[Exercise aim] Look through the material below and give the number of lines holding "Short", with no other words.

╭─ Extracted entries

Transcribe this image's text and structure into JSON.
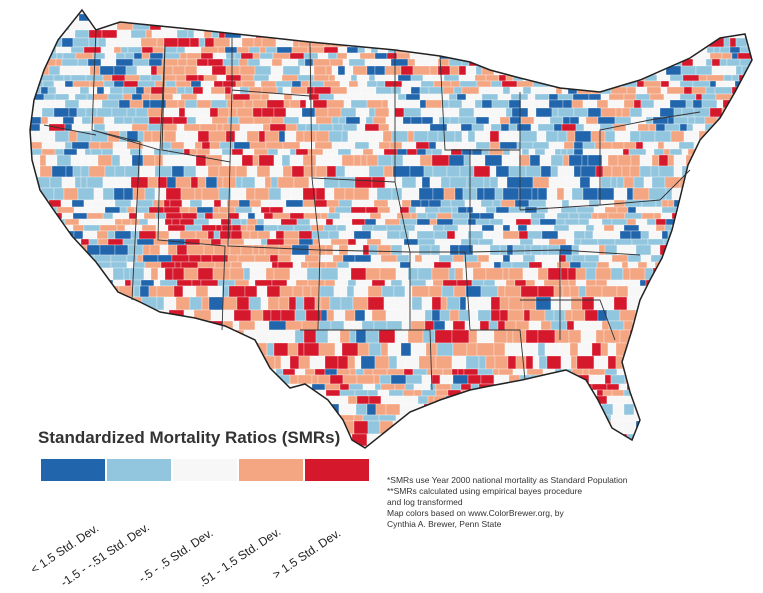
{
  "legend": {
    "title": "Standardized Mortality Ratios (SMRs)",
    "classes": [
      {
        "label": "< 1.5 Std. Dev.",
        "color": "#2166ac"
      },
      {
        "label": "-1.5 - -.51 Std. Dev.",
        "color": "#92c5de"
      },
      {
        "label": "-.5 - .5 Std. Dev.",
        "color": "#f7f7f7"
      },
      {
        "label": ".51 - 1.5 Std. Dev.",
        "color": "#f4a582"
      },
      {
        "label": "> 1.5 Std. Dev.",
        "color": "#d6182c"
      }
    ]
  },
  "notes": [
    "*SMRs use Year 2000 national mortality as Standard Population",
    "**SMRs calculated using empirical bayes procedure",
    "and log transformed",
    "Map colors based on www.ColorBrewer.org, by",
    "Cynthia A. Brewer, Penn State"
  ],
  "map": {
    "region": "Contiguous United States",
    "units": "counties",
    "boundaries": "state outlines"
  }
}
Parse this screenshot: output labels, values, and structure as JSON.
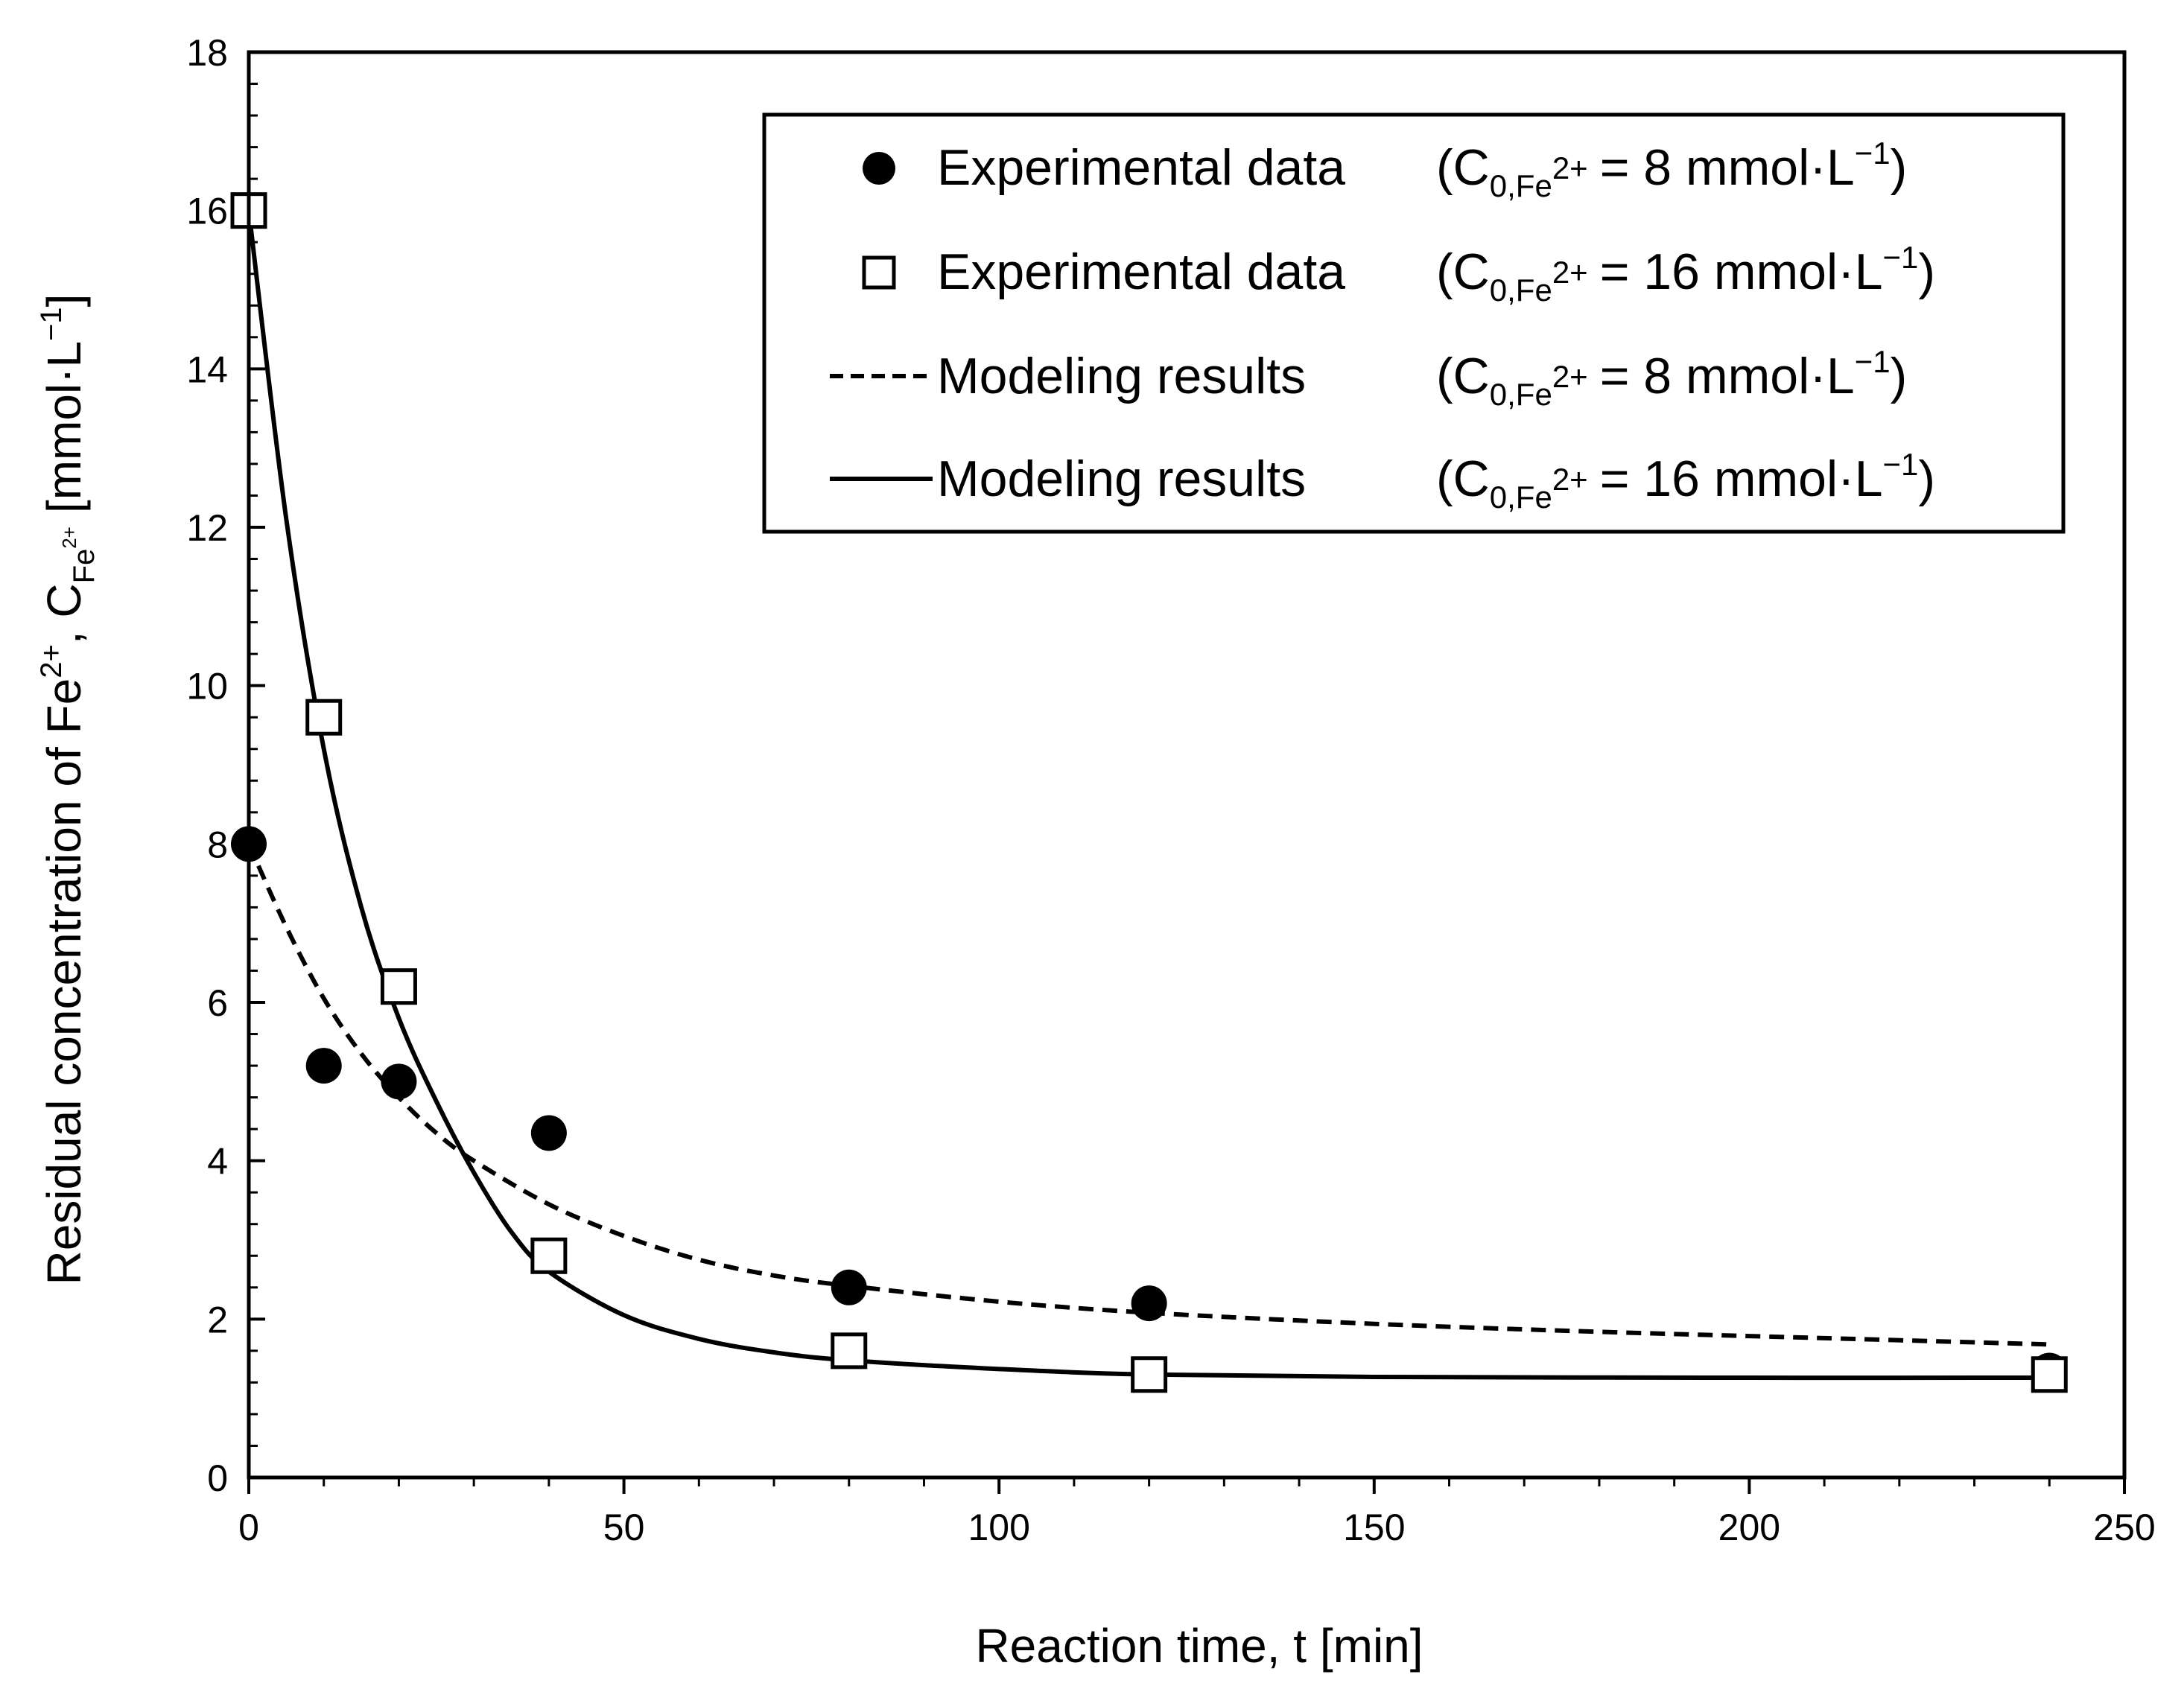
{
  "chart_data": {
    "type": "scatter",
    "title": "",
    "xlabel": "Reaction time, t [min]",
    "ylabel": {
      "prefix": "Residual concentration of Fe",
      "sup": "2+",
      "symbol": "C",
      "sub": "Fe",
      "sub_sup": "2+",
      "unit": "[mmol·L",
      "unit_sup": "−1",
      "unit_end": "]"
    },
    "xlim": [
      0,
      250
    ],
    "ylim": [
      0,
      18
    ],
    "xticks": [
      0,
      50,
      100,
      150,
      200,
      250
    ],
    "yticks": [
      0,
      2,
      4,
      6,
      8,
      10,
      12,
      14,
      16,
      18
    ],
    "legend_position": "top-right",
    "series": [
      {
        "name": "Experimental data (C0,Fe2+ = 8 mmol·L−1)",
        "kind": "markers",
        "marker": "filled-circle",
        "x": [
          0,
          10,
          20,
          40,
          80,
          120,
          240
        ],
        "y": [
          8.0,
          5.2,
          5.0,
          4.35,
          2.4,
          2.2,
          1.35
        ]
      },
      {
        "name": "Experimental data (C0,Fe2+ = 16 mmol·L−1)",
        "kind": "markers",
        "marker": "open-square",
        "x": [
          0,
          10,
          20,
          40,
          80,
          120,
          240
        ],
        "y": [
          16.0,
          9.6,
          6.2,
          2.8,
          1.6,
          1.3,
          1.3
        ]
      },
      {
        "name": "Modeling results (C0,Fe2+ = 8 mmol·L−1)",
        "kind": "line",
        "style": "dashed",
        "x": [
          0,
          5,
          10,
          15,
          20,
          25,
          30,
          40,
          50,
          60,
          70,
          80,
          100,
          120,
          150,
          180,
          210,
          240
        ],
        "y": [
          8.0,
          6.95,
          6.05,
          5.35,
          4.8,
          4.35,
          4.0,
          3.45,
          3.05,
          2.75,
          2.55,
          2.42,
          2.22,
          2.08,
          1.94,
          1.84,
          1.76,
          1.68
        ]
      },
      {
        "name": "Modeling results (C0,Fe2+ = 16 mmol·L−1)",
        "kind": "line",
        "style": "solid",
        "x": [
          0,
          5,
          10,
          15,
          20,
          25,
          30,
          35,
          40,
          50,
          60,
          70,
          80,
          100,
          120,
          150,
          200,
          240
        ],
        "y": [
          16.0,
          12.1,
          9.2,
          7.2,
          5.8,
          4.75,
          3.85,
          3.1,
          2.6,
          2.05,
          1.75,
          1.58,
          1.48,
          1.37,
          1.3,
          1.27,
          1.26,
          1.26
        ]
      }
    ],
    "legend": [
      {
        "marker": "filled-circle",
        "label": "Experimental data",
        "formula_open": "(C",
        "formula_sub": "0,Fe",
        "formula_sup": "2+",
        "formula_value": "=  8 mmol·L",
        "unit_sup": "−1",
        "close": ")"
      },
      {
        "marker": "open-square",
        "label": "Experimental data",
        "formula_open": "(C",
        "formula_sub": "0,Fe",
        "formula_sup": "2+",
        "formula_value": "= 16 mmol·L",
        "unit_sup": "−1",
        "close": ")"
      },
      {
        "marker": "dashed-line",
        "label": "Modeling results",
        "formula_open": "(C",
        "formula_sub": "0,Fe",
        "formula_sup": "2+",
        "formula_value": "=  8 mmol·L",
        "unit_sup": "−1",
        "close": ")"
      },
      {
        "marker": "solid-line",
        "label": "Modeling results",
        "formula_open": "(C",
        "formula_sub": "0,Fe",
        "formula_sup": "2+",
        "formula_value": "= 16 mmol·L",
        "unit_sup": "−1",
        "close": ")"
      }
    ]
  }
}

╰─
╭─ Extracted entries

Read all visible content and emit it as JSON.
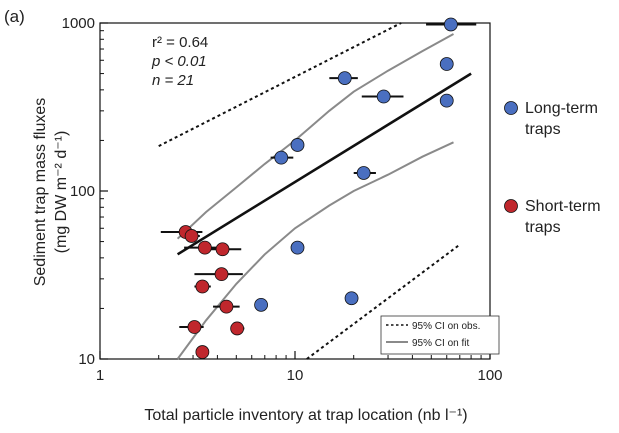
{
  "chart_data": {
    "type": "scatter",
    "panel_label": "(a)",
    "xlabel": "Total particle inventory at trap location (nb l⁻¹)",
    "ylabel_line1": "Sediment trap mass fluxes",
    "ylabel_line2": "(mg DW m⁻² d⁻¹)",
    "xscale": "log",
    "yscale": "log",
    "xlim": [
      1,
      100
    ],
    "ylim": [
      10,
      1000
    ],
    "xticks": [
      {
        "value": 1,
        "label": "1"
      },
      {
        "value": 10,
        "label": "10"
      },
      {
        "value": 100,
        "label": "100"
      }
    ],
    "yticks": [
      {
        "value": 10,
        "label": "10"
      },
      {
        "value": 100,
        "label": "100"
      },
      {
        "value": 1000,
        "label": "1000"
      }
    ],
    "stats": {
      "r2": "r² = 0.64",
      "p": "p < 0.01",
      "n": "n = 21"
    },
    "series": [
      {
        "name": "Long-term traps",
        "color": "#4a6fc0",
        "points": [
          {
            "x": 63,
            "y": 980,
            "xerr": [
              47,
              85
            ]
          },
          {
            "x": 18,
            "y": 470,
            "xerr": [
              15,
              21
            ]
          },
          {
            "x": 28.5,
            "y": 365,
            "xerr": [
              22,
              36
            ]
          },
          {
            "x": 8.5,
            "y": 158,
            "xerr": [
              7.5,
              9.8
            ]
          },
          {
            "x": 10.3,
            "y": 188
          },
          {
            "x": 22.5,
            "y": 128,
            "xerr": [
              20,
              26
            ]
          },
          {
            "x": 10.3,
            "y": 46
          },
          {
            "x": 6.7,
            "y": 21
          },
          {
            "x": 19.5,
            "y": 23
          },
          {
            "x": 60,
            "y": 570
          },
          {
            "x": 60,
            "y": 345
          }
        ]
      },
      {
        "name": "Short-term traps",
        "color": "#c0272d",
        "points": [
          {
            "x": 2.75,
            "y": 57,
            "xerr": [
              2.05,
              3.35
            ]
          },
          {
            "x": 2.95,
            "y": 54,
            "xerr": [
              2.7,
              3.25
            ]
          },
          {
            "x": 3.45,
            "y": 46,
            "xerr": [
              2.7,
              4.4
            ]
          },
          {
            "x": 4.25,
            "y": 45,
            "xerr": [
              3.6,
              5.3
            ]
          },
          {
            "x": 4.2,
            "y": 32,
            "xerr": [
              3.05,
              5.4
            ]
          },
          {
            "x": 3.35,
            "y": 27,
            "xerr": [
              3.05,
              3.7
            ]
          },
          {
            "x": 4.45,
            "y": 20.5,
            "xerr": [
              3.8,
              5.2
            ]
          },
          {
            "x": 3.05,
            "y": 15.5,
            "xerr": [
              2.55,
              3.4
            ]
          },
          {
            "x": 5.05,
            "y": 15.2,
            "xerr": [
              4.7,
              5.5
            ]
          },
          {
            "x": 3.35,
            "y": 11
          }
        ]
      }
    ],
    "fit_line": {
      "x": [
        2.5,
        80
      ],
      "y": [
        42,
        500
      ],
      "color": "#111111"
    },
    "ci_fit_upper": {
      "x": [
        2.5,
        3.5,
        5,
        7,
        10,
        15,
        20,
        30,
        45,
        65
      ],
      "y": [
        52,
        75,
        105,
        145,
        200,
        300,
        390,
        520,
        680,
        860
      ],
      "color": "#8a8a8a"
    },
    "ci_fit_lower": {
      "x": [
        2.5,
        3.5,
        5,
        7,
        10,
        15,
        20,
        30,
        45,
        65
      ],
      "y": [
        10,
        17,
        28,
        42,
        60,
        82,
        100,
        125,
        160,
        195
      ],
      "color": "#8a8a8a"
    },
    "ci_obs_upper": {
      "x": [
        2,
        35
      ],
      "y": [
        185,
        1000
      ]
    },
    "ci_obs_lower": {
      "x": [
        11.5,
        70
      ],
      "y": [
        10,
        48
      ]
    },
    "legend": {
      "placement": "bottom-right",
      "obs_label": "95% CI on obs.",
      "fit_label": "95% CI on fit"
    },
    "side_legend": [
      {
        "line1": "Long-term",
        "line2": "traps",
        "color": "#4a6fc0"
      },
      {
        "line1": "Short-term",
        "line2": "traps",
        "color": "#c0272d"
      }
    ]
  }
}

╰─

[Complete output] 2